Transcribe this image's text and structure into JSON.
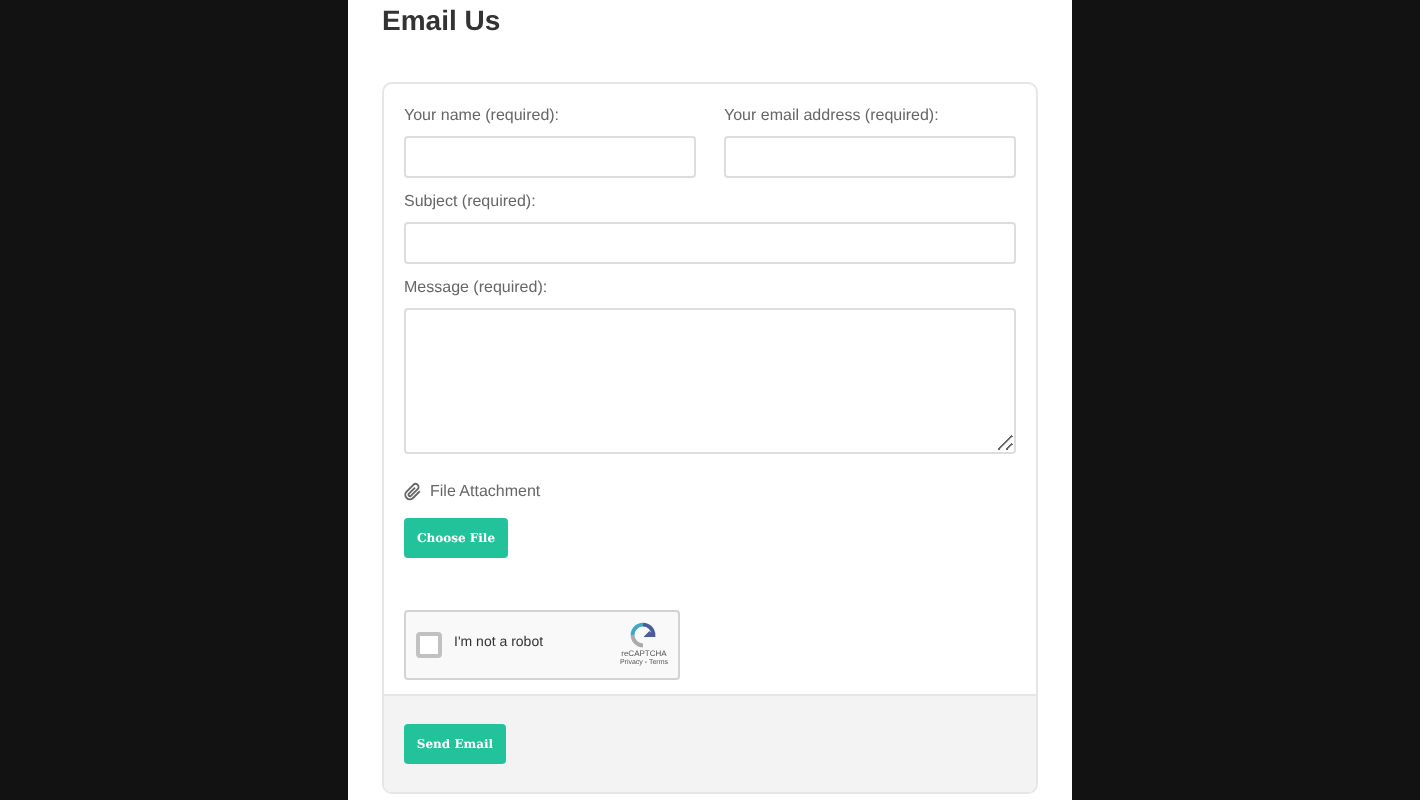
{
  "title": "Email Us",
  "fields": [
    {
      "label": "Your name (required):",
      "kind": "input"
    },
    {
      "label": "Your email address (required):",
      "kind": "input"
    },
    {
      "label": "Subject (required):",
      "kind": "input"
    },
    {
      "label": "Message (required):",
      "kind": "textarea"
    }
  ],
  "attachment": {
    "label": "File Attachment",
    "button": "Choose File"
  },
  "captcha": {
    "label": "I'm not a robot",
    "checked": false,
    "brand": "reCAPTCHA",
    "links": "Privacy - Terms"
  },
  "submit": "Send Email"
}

----------------

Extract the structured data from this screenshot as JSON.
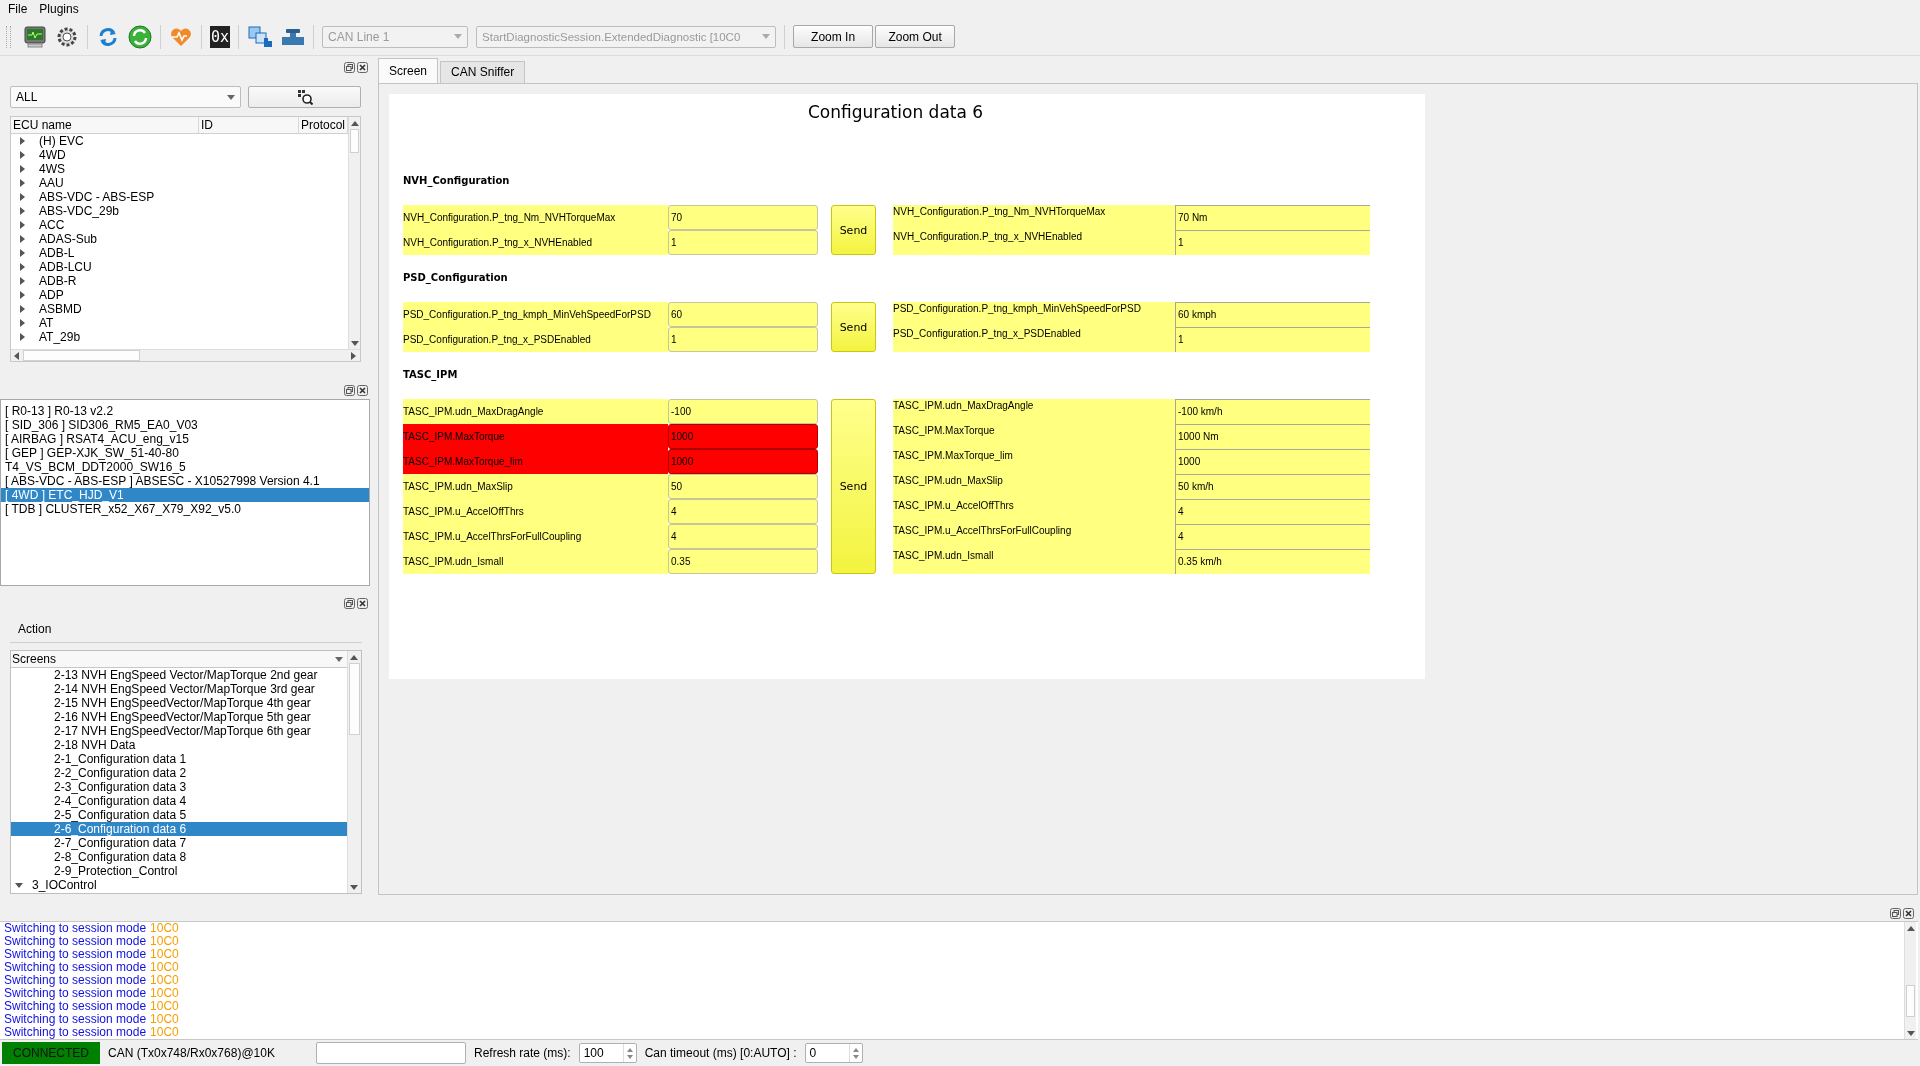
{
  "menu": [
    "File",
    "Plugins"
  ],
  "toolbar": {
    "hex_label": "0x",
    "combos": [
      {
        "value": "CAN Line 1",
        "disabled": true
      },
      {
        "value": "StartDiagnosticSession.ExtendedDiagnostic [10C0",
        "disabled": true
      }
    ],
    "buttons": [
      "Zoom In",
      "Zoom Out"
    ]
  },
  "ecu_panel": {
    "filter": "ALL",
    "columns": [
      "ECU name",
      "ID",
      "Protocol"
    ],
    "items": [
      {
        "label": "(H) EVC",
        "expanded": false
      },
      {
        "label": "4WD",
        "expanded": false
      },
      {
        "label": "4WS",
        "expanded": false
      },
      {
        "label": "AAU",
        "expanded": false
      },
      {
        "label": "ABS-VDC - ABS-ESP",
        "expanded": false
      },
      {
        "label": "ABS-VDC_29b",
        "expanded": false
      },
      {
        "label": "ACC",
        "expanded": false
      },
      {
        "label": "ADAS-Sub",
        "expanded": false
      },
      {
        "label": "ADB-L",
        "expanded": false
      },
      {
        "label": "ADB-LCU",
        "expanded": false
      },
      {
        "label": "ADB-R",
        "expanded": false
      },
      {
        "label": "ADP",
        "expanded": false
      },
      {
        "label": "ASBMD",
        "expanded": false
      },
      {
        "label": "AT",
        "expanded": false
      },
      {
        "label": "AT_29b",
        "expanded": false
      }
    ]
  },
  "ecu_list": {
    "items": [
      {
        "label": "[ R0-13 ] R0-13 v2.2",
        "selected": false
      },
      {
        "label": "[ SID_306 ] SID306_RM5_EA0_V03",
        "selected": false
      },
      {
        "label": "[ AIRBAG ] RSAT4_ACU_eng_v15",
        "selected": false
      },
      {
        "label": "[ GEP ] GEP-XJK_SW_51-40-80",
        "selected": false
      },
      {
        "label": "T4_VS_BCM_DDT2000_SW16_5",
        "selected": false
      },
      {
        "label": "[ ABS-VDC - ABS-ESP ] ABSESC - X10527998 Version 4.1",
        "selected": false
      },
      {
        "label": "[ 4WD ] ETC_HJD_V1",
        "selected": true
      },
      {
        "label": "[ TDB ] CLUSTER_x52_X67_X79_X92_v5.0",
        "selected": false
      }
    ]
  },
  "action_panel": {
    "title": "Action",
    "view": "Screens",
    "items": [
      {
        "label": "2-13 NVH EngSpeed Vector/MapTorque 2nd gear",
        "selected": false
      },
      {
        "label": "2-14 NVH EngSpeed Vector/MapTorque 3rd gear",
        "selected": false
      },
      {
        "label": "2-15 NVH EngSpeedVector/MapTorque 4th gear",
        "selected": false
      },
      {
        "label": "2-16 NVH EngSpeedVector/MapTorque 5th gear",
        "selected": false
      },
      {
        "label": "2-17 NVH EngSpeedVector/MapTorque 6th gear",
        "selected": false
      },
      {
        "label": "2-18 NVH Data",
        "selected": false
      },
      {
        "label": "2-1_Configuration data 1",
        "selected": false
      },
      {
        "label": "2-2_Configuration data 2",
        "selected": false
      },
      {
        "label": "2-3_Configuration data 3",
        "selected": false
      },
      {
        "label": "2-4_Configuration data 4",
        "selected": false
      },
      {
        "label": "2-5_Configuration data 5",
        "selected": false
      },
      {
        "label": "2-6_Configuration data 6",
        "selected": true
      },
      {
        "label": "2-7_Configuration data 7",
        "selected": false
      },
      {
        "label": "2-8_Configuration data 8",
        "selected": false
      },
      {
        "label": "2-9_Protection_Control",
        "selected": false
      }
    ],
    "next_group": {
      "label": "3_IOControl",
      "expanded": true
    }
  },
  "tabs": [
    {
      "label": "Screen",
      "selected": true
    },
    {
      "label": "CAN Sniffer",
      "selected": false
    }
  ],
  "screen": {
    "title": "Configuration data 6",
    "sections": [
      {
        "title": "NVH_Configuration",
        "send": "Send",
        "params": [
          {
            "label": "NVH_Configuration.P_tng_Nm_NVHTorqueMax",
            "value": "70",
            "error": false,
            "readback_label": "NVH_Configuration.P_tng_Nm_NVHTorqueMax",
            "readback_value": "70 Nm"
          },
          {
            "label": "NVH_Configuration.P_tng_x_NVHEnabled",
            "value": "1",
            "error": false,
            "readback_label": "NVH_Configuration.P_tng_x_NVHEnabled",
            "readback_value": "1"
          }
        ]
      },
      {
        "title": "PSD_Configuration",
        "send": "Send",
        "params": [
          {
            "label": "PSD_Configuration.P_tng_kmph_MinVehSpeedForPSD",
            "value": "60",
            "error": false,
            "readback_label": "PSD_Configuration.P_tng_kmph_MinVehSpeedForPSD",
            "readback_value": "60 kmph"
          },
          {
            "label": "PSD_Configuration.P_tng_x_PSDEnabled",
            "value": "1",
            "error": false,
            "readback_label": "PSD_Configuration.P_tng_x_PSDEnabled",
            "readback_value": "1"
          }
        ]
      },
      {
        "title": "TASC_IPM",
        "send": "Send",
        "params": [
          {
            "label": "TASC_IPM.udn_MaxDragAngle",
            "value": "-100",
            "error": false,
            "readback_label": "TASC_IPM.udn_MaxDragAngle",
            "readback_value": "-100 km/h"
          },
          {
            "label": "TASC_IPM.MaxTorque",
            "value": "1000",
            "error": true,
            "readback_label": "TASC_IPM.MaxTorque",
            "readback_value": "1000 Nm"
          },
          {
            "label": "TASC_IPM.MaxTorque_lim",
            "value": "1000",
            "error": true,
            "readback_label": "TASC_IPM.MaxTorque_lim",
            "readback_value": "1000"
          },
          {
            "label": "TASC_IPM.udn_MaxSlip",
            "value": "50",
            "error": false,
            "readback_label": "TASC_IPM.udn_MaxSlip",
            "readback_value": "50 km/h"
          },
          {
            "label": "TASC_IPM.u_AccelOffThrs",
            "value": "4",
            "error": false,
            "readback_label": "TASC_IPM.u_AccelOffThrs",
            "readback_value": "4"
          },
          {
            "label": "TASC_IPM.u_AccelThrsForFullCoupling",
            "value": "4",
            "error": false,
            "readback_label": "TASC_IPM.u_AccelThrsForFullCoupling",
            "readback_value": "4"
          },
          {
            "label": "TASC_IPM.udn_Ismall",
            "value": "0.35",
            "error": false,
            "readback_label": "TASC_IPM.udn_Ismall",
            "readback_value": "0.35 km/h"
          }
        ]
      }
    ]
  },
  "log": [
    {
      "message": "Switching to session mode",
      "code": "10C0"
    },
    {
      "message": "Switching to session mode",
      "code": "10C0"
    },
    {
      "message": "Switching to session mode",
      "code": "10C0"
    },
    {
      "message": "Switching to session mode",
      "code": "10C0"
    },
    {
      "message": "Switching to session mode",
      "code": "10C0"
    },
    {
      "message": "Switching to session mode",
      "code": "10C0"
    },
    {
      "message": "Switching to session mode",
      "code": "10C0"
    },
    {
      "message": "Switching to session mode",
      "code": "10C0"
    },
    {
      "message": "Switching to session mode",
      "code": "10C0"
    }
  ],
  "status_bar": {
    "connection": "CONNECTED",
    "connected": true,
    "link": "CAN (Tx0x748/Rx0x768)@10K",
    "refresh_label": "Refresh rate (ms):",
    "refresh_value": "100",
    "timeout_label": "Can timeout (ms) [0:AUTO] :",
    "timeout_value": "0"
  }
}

----------------

Gather all lines with the string "File" from the data.

Task answer:
    "label": "File Attachment",
    "button": "Choose File"
    "File",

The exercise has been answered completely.